What this exercise asks ▸
1. In the agreement excerpt, rewrite the paragraph beginning "4.6 Loans and Investments" as a short bulleted list that keeps its main facts.
2. According to the agreement excerpt, what event does section 5.1.1 list as an Event of Default?

Document text ▸
######

4.4 Disposal of Accounts,
Notes. Sell, assign, discount or otherwise dispose of any
Accounts Receivable or bills, notes or other commercial paper, with or without
recourse to Borrower.
4.5 Contingent
Liabilities. Guaranty, endorse or otherwise in any way be or
become responsible for obligations of any other person except to the Bank,
whether by agreement to purchase indebtedness, or agreement for furnishing funds
through the purchase of goods, supplies or services (or by way of stock
purchase) capital contribution, advance or loan for the purpose of paying or
discharging any indebtedness or obligation of any other person, or agreement to
maintain minimum capital or net worth of any other person, or otherwise,
excepting from the purview of this clause, endorsements of negotiable
instruments for collection and guarantees to the Bank.
4.6 Loans and
Investments. Except for loans to key employees which loans in
the aggregate do not exceed $50,000.00, make any loan or advance of money or
property to, or any investment (whether by stock or other security acquisition,
or by purchase, or otherwise) in any person, firm, corporation or entity of any
kind, excepting investments in U.S. Government Bonds and obligations,
certificates of deposit issued by a member bank of the Federal Reserve System,
and investments in commercial paper which at the time of such investment is
assigned the highest quality rating in accordance with the rating systems
employed by either Xxxxx’x Investor Service, Inc. or Standard & Poor’s
Corporation.
4.7 Sale of All or Substantially
All of Assets. Assign, transfer, sell, lease or otherwise
dispose of all or a substantial part of Borrower’s assets.
4.8 Leases. Enter
into any arrangement with any lender or investor providing for the leasing by
the Borrower of any property, real or personal, (a) which has been or is to be
sold or transferred to such lender or investor, or (b) in the case of real
property, on which one or more buildings have been or are to be constructed by
such lender or investor, and which in either case was for the purpose of leasing
such property to the Borrower nor will the Borrower, become liable as lessee on
any lease.
4.9 Mergers and
Acquisitions. Liquidate or dissolve or enter into any
consolidation, merger, partnership, joint venture, syndicate or other
combination or purchases or acquire or incur liability for the purchase or
acquisition of any or all of the assets or business of any person, firm, or
corporation.
4.10 Material
Changes. Permit any material change to be made in the
character of the business of the Borrower, or in its executive management, or in
the nature of its operations as carried on as of the date hereof.
7
5.0 Default.
5.1 Events of
Default. The occurrence of any one or more of the following
events shall constitute an Event of Default (individually “Event of Default” and
collectively “Events of Default”):
5.1.1 Default in the Payment of
Principal or Interest. Default by Borrower in the payment of
any principal or interest due to the Bank under the Note.
5.1.2 Misrepresentations. One
or more representations or warranties made by the Borrower herein or in writing
in connection with or pursuant to this Agreement shall be false, inaccurate or
misleading in any material respect.

######

Record set ▸

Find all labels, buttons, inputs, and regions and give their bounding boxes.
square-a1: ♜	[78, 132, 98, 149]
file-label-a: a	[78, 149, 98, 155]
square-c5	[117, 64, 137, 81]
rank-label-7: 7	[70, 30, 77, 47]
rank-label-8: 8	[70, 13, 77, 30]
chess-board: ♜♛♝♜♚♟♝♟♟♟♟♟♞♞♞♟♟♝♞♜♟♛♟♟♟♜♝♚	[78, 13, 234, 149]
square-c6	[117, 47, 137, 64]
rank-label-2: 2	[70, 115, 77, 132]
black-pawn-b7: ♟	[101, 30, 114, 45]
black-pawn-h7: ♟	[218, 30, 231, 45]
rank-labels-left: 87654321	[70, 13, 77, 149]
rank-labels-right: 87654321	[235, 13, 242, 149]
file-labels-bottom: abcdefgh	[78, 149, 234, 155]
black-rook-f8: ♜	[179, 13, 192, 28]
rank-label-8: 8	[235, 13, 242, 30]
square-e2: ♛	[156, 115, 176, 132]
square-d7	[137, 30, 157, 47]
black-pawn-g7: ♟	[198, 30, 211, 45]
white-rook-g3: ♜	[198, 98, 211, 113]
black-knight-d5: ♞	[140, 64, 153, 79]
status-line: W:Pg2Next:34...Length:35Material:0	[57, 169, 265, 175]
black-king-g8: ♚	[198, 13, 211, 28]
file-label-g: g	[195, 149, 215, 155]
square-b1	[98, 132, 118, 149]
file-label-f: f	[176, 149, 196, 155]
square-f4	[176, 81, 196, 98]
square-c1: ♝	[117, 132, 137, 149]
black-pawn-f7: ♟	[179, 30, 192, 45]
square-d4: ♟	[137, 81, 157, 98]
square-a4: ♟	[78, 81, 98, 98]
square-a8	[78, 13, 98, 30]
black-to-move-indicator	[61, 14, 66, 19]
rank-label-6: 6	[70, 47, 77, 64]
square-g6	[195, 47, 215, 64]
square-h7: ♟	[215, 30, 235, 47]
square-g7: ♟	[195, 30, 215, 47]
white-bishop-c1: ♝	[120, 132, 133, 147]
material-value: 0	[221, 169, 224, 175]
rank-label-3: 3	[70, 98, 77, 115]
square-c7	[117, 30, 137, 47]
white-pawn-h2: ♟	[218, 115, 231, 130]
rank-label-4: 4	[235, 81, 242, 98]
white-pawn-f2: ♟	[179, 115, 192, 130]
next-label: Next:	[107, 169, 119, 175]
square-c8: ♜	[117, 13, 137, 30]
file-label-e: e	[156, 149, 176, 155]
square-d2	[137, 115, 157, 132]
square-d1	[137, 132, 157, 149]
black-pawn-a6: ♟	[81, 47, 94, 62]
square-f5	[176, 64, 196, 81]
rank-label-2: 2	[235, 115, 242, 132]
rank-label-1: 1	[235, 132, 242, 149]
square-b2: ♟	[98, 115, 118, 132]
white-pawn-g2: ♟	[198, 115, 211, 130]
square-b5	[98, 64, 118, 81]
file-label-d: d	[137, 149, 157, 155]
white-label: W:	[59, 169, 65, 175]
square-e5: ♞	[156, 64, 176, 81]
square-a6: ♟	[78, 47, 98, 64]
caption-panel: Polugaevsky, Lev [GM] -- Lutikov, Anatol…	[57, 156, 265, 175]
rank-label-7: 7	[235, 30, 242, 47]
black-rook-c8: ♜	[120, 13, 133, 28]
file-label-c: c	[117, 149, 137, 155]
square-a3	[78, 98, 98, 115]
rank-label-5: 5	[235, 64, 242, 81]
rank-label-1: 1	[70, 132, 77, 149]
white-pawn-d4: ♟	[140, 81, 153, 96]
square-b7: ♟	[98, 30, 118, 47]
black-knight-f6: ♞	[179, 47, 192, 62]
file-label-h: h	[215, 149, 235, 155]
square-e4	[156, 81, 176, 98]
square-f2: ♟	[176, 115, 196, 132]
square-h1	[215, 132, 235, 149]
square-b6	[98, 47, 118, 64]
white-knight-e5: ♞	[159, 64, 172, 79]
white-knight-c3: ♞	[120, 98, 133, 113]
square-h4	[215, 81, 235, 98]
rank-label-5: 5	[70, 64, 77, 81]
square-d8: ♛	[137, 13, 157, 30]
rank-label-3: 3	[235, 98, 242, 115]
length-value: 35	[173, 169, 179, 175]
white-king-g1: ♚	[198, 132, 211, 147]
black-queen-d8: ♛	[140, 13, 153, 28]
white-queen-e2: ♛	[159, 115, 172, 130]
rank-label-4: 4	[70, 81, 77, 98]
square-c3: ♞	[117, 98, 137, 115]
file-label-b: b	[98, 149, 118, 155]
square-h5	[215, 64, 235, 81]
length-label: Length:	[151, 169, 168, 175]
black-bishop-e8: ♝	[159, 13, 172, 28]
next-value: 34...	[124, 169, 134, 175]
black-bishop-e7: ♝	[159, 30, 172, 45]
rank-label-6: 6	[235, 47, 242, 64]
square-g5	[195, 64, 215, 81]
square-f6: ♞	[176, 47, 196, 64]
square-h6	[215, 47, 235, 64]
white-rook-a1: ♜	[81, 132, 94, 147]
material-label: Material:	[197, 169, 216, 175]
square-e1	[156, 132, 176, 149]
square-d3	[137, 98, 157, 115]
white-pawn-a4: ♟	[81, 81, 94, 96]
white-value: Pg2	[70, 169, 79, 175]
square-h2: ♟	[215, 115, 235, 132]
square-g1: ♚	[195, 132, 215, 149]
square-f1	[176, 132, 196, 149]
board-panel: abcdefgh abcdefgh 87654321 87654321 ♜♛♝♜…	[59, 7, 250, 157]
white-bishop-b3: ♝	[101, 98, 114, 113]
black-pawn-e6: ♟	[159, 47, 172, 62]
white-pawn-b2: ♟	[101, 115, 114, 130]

######

Solutions below ▸
1.
4.6 Loans and Investments
- Covers making any loan or advance of money or property to, or any investment in, any person, firm, corporation, or entity of any kind. This includes investment by stock or other security acquisition, by purchase, or otherwise.
- Exception: loans to key employees, up to $50,000.00 in the aggregate.
- Exception: investments in U.S. Government Bonds and obligations.
- Exception: certificates of deposit issued by a member bank of the Federal Reserve System.
- Exception: commercial paper that holds the highest quality rating at the time of investment under the rating system of either of the two named rating services, one of which is Standard & Poor's Corporation.

2. Section 5.1.1 lists a default by the Borrower in paying any principal or interest due to the Bank under the Note.